» **Task objective**:
Check each line for the word "requests" and report how many have it. Give nothing else.

[Start]

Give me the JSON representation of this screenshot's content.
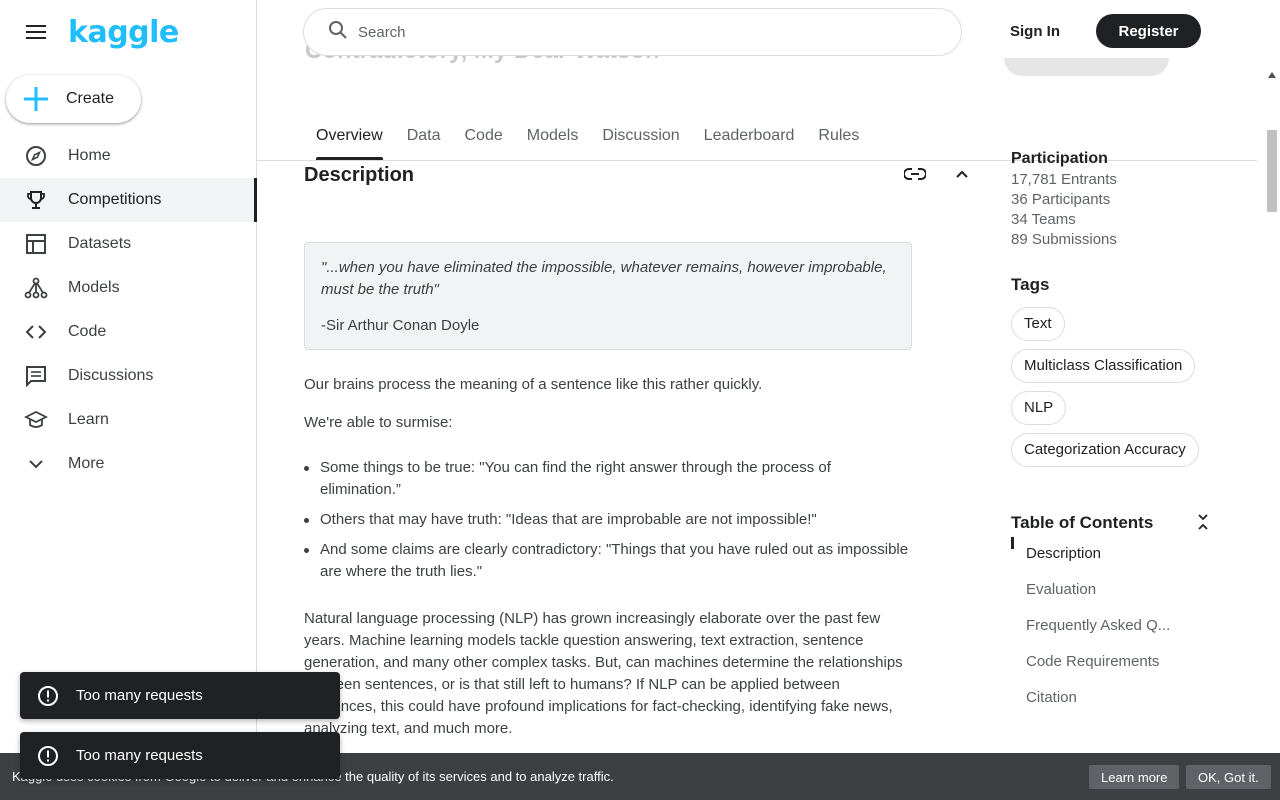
{
  "brand": {
    "logo_text": "kaggle",
    "color": "#20beff"
  },
  "sidebar": {
    "create_label": "Create",
    "items": [
      {
        "label": "Home",
        "icon": "compass-icon"
      },
      {
        "label": "Competitions",
        "icon": "trophy-icon",
        "active": true
      },
      {
        "label": "Datasets",
        "icon": "table-icon"
      },
      {
        "label": "Models",
        "icon": "models-icon"
      },
      {
        "label": "Code",
        "icon": "code-icon"
      },
      {
        "label": "Discussions",
        "icon": "comment-icon"
      },
      {
        "label": "Learn",
        "icon": "school-icon"
      },
      {
        "label": "More",
        "icon": "chevron-down-icon"
      }
    ]
  },
  "header": {
    "search_placeholder": "Search",
    "sign_in": "Sign In",
    "register": "Register"
  },
  "competition": {
    "title_partial": "Contradictory, My Dear Watson"
  },
  "tabs": [
    "Overview",
    "Data",
    "Code",
    "Models",
    "Discussion",
    "Leaderboard",
    "Rules"
  ],
  "description": {
    "heading": "Description",
    "quote": "\"...when you have eliminated the impossible, whatever remains, however improbable, must be the truth\"",
    "quote_author": "-Sir Arthur Conan Doyle",
    "p1": "Our brains process the meaning of a sentence like this rather quickly.",
    "p2": "We're able to surmise:",
    "bullets": [
      "Some things to be true: \"You can find the right answer through the process of elimination.”",
      "Others that may have truth: \"Ideas that are improbable are not impossible!\"",
      "And some claims are clearly contradictory: \"Things that you have ruled out as impossible are where the truth lies.\""
    ],
    "p3": "Natural language processing (NLP) has grown increasingly elaborate over the past few years. Machine learning models tackle question answering, text extraction, sentence generation, and many other complex tasks. But, can machines determine the relationships between sentences, or is that still left to humans? If NLP can be applied between sentences, this could have profound implications for fact-checking, identifying fake news, analyzing text, and much more."
  },
  "participation": {
    "title": "Participation",
    "entrants": "17,781 Entrants",
    "participants": "36 Participants",
    "teams": "34 Teams",
    "submissions": "89 Submissions"
  },
  "tags": {
    "title": "Tags",
    "items": [
      "Text",
      "Multiclass Classification",
      "NLP",
      "Categorization Accuracy"
    ]
  },
  "toc": {
    "title": "Table of Contents",
    "items": [
      "Description",
      "Evaluation",
      "Frequently Asked Q...",
      "Code Requirements",
      "Citation"
    ]
  },
  "toasts": [
    "Too many requests",
    "Too many requests"
  ],
  "cookie": {
    "text": "Kaggle uses cookies from Google to deliver and enhance the quality of its services and to analyze traffic.",
    "learn_more": "Learn more",
    "ok": "OK, Got it."
  }
}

[End]

» **The result**:
2